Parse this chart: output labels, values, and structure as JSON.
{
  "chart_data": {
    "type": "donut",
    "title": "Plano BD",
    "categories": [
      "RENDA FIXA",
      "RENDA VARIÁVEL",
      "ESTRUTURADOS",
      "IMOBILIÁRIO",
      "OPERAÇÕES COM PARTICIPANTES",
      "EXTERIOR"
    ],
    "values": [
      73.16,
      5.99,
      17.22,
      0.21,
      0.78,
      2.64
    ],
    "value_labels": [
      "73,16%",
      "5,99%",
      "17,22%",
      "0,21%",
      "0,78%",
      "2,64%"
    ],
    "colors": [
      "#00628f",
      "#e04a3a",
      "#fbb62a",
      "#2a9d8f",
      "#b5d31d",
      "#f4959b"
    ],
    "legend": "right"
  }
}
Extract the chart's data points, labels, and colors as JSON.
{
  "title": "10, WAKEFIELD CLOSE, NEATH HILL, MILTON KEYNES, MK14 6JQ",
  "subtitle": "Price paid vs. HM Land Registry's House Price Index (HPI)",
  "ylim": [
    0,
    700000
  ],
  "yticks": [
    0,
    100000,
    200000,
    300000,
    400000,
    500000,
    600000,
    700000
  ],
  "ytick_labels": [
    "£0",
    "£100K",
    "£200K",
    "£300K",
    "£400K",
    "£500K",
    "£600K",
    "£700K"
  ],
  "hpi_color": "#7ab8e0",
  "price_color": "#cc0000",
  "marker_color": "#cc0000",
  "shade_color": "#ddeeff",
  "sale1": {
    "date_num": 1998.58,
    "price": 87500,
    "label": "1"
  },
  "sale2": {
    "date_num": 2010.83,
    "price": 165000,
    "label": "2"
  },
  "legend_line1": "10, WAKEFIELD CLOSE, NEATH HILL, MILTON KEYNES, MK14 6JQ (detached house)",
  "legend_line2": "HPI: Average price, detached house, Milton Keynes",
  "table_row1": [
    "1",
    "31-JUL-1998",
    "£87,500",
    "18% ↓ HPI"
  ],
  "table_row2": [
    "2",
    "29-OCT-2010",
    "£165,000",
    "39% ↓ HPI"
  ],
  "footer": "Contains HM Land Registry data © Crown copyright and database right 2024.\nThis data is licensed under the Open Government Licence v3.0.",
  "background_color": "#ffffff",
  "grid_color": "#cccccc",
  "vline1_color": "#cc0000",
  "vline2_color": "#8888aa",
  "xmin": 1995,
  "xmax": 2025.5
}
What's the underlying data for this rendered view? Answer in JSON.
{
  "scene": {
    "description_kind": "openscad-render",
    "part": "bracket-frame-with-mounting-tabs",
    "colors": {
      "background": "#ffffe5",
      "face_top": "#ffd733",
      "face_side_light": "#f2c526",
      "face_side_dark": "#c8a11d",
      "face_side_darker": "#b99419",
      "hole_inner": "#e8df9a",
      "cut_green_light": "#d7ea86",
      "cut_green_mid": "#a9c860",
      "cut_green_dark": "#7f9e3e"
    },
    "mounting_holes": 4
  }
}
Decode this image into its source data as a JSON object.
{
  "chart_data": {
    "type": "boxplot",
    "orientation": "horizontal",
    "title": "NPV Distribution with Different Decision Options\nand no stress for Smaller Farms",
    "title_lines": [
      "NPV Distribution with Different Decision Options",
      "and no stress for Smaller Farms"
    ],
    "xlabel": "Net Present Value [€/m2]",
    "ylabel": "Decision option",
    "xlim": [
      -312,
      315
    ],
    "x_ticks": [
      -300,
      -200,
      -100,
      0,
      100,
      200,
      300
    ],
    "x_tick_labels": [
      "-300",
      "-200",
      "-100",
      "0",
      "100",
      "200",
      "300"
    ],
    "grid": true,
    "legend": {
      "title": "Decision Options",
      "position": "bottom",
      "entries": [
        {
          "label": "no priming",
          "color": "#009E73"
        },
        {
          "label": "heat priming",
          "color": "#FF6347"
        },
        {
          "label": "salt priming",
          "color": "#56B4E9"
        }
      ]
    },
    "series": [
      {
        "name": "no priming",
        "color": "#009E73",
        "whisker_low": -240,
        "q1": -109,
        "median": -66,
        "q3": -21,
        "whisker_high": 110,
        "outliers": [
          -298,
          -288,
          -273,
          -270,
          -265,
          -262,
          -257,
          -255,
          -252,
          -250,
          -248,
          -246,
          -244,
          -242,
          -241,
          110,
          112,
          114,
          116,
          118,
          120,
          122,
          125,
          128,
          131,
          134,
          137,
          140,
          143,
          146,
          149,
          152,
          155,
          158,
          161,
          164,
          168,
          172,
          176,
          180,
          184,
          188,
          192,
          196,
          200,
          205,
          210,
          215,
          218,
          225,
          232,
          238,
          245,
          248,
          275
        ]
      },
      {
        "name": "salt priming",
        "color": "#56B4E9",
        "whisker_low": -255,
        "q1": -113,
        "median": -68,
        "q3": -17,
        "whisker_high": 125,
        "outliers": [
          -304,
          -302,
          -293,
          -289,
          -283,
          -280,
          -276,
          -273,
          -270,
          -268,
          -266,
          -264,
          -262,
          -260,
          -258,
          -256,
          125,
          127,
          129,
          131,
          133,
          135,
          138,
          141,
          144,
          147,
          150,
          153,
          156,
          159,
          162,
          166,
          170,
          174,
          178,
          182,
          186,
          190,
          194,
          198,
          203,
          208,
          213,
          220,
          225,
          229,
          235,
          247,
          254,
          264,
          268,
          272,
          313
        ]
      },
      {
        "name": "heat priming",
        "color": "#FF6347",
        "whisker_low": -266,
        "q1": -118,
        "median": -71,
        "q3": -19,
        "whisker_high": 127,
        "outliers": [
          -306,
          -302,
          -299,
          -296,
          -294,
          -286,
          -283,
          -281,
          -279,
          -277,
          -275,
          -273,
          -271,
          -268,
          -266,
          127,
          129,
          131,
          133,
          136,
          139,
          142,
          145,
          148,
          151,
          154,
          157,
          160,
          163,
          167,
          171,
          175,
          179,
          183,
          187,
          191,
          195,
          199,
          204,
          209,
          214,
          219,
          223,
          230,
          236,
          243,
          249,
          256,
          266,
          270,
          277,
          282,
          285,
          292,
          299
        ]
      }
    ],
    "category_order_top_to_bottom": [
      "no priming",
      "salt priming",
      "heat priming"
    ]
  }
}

**Short problem**
Output the records verbatim, from the first line to the last.

**Response below**
Parse this chart: output labels, values, and structure as JSON.
{
  "chart_data": {
    "type": "donut",
    "title": "Plano BD",
    "categories": [
      "RENDA FIXA",
      "RENDA VARIÁVEL",
      "ESTRUTURADOS",
      "IMOBILIÁRIO",
      "OPERAÇÕES COM PARTICIPANTES",
      "EXTERIOR"
    ],
    "values": [
      73.16,
      5.99,
      17.22,
      0.21,
      0.78,
      2.64
    ],
    "value_labels": [
      "73,16%",
      "5,99%",
      "17,22%",
      "0,21%",
      "0,78%",
      "2,64%"
    ],
    "colors": [
      "#00628f",
      "#e04a3a",
      "#fbb62a",
      "#2a9d8f",
      "#b5d31d",
      "#f4959b"
    ],
    "legend": "right"
  }
}
Extract the chart's data points, labels, and colors as JSON.
{
  "title": "10, WAKEFIELD CLOSE, NEATH HILL, MILTON KEYNES, MK14 6JQ",
  "subtitle": "Price paid vs. HM Land Registry's House Price Index (HPI)",
  "ylim": [
    0,
    700000
  ],
  "yticks": [
    0,
    100000,
    200000,
    300000,
    400000,
    500000,
    600000,
    700000
  ],
  "ytick_labels": [
    "£0",
    "£100K",
    "£200K",
    "£300K",
    "£400K",
    "£500K",
    "£600K",
    "£700K"
  ],
  "hpi_color": "#7ab8e0",
  "price_color": "#cc0000",
  "marker_color": "#cc0000",
  "shade_color": "#ddeeff",
  "sale1": {
    "date_num": 1998.58,
    "price": 87500,
    "label": "1"
  },
  "sale2": {
    "date_num": 2010.83,
    "price": 165000,
    "label": "2"
  },
  "legend_line1": "10, WAKEFIELD CLOSE, NEATH HILL, MILTON KEYNES, MK14 6JQ (detached house)",
  "legend_line2": "HPI: Average price, detached house, Milton Keynes",
  "table_row1": [
    "1",
    "31-JUL-1998",
    "£87,500",
    "18% ↓ HPI"
  ],
  "table_row2": [
    "2",
    "29-OCT-2010",
    "£165,000",
    "39% ↓ HPI"
  ],
  "footer": "Contains HM Land Registry data © Crown copyright and database right 2024.\nThis data is licensed under the Open Government Licence v3.0.",
  "background_color": "#ffffff",
  "grid_color": "#cccccc",
  "vline1_color": "#cc0000",
  "vline2_color": "#8888aa",
  "xmin": 1995,
  "xmax": 2025.5
}
What's the underlying data for this rendered view? Answer in JSON.
{
  "scene": {
    "description_kind": "openscad-render",
    "part": "bracket-frame-with-mounting-tabs",
    "colors": {
      "background": "#ffffe5",
      "face_top": "#ffd733",
      "face_side_light": "#f2c526",
      "face_side_dark": "#c8a11d",
      "face_side_darker": "#b99419",
      "hole_inner": "#e8df9a",
      "cut_green_light": "#d7ea86",
      "cut_green_mid": "#a9c860",
      "cut_green_dark": "#7f9e3e"
    },
    "mounting_holes": 4
  }
}
Decode this image into its source data as a JSON object.
{
  "chart_data": {
    "type": "boxplot",
    "orientation": "horizontal",
    "title": "NPV Distribution with Different Decision Options\nand no stress for Smaller Farms",
    "title_lines": [
      "NPV Distribution with Different Decision Options",
      "and no stress for Smaller Farms"
    ],
    "xlabel": "Net Present Value [€/m2]",
    "ylabel": "Decision option",
    "xlim": [
      -312,
      315
    ],
    "x_ticks": [
      -300,
      -200,
      -100,
      0,
      100,
      200,
      300
    ],
    "x_tick_labels": [
      "-300",
      "-200",
      "-100",
      "0",
      "100",
      "200",
      "300"
    ],
    "grid": true,
    "legend": {
      "title": "Decision Options",
      "position": "bottom",
      "entries": [
        {
          "label": "no priming",
          "color": "#009E73"
        },
        {
          "label": "heat priming",
          "color": "#FF6347"
        },
        {
          "label": "salt priming",
          "color": "#56B4E9"
        }
      ]
    },
    "series": [
      {
        "name": "no priming",
        "color": "#009E73",
        "whisker_low": -240,
        "q1": -109,
        "median": -66,
        "q3": -21,
        "whisker_high": 110,
        "outliers": [
          -298,
          -288,
          -273,
          -270,
          -265,
          -262,
          -257,
          -255,
          -252,
          -250,
          -248,
          -246,
          -244,
          -242,
          -241,
          110,
          112,
          114,
          116,
          118,
          120,
          122,
          125,
          128,
          131,
          134,
          137,
          140,
          143,
          146,
          149,
          152,
          155,
          158,
          161,
          164,
          168,
          172,
          176,
          180,
          184,
          188,
          192,
          196,
          200,
          205,
          210,
          215,
          218,
          225,
          232,
          238,
          245,
          248,
          275
        ]
      },
      {
        "name": "salt priming",
        "color": "#56B4E9",
        "whisker_low": -255,
        "q1": -113,
        "median": -68,
        "q3": -17,
        "whisker_high": 125,
        "outliers": [
          -304,
          -302,
          -293,
          -289,
          -283,
          -280,
          -276,
          -273,
          -270,
          -268,
          -266,
          -264,
          -262,
          -260,
          -258,
          -256,
          125,
          127,
          129,
          131,
          133,
          135,
          138,
          141,
          144,
          147,
          150,
          153,
          156,
          159,
          162,
          166,
          170,
          174,
          178,
          182,
          186,
          190,
          194,
          198,
          203,
          208,
          213,
          220,
          225,
          229,
          235,
          247,
          254,
          264,
          268,
          272,
          313
        ]
      },
      {
        "name": "heat priming",
        "color": "#FF6347",
        "whisker_low": -266,
        "q1": -118,
        "median": -71,
        "q3": -19,
        "whisker_high": 127,
        "outliers": [
          -306,
          -302,
          -299,
          -296,
          -294,
          -286,
          -283,
          -281,
          -279,
          -277,
          -275,
          -273,
          -271,
          -268,
          -266,
          127,
          129,
          131,
          133,
          136,
          139,
          142,
          145,
          148,
          151,
          154,
          157,
          160,
          163,
          167,
          171,
          175,
          179,
          183,
          187,
          191,
          195,
          199,
          204,
          209,
          214,
          219,
          223,
          230,
          236,
          243,
          249,
          256,
          266,
          270,
          277,
          282,
          285,
          292,
          299
        ]
      }
    ],
    "category_order_top_to_bottom": [
      "no priming",
      "salt priming",
      "heat priming"
    ]
  }
}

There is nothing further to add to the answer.